··· Records for this task ···
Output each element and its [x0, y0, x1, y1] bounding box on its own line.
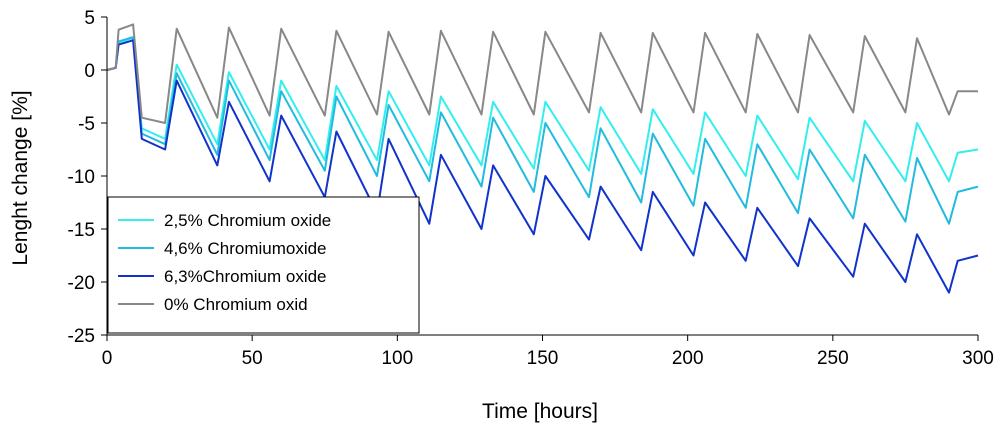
y-axis-title: Lenght change [%] [9, 90, 32, 265]
legend: 2,5% Chromium oxide 4,6% Chromiumoxide 6,3… [107, 196, 420, 334]
legend-label-3: 6,3%Chromium oxide [164, 267, 327, 286]
series-line-3 [106, 39, 979, 294]
series-line-1 [106, 37, 979, 183]
y-tick-label: 0 [84, 61, 95, 82]
y-tick-label: 5 [84, 8, 95, 29]
legend-label-1: 2,5% Chromium oxide [164, 211, 331, 230]
legend-label-4: 0% Chromium oxid [164, 295, 308, 314]
series-line-4 [106, 23, 978, 124]
y-tick-label: -5 [78, 114, 95, 135]
legend-label-2: 4,6% Chromiumoxide [164, 239, 327, 258]
x-tick-label: 300 [962, 348, 994, 369]
y-tick-label: -15 [68, 220, 95, 241]
x-tick-label: 100 [381, 348, 413, 369]
series-layer [106, 23, 979, 294]
series-line-2 [106, 36, 979, 225]
y-tick-label: -10 [68, 167, 95, 188]
legend-box [107, 196, 420, 334]
y-tick-label: -20 [68, 273, 95, 294]
x-axis-title: Time [hours] [482, 400, 598, 423]
x-tick-label: 150 [527, 348, 559, 369]
x-tick-label: 50 [242, 348, 263, 369]
x-tick-label: 250 [817, 348, 849, 369]
y-tick-label: -25 [68, 326, 95, 347]
x-tick-label: 200 [672, 348, 704, 369]
x-tick-label: 0 [102, 348, 113, 369]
···
- _Your objective_:
Take the part that opens with the line containing "y-axis-title: Lenght change" and closes with the line containing "x-tick-label: 150 [527, 348, 559, 369]". Rename every "y-tick-label" in it to "y-axis-tick", change nothing else, and give back only those lines.

- _Problem solution_:
y-axis-title: Lenght change [%] [9, 90, 32, 265]
legend: 2,5% Chromium oxide 4,6% Chromiumoxide 6,3… [107, 196, 420, 334]
legend-label-3: 6,3%Chromium oxide [164, 267, 327, 286]
series-line-3 [106, 39, 979, 294]
series-line-1 [106, 37, 979, 183]
y-axis-tick: 0 [84, 61, 95, 82]
y-axis-tick: 5 [84, 8, 95, 29]
legend-label-1: 2,5% Chromium oxide [164, 211, 331, 230]
legend-label-4: 0% Chromium oxid [164, 295, 308, 314]
series-line-4 [106, 23, 978, 124]
y-axis-tick: -5 [78, 114, 95, 135]
legend-label-2: 4,6% Chromiumoxide [164, 239, 327, 258]
x-tick-label: 300 [962, 348, 994, 369]
y-axis-tick: -15 [68, 220, 95, 241]
x-tick-label: 100 [381, 348, 413, 369]
series-layer [106, 23, 979, 294]
series-line-2 [106, 36, 979, 225]
y-axis-tick: -10 [68, 167, 95, 188]
legend-box [107, 196, 420, 334]
y-axis-tick: -20 [68, 273, 95, 294]
x-axis-title: Time [hours] [482, 400, 598, 423]
x-tick-label: 150 [527, 348, 559, 369]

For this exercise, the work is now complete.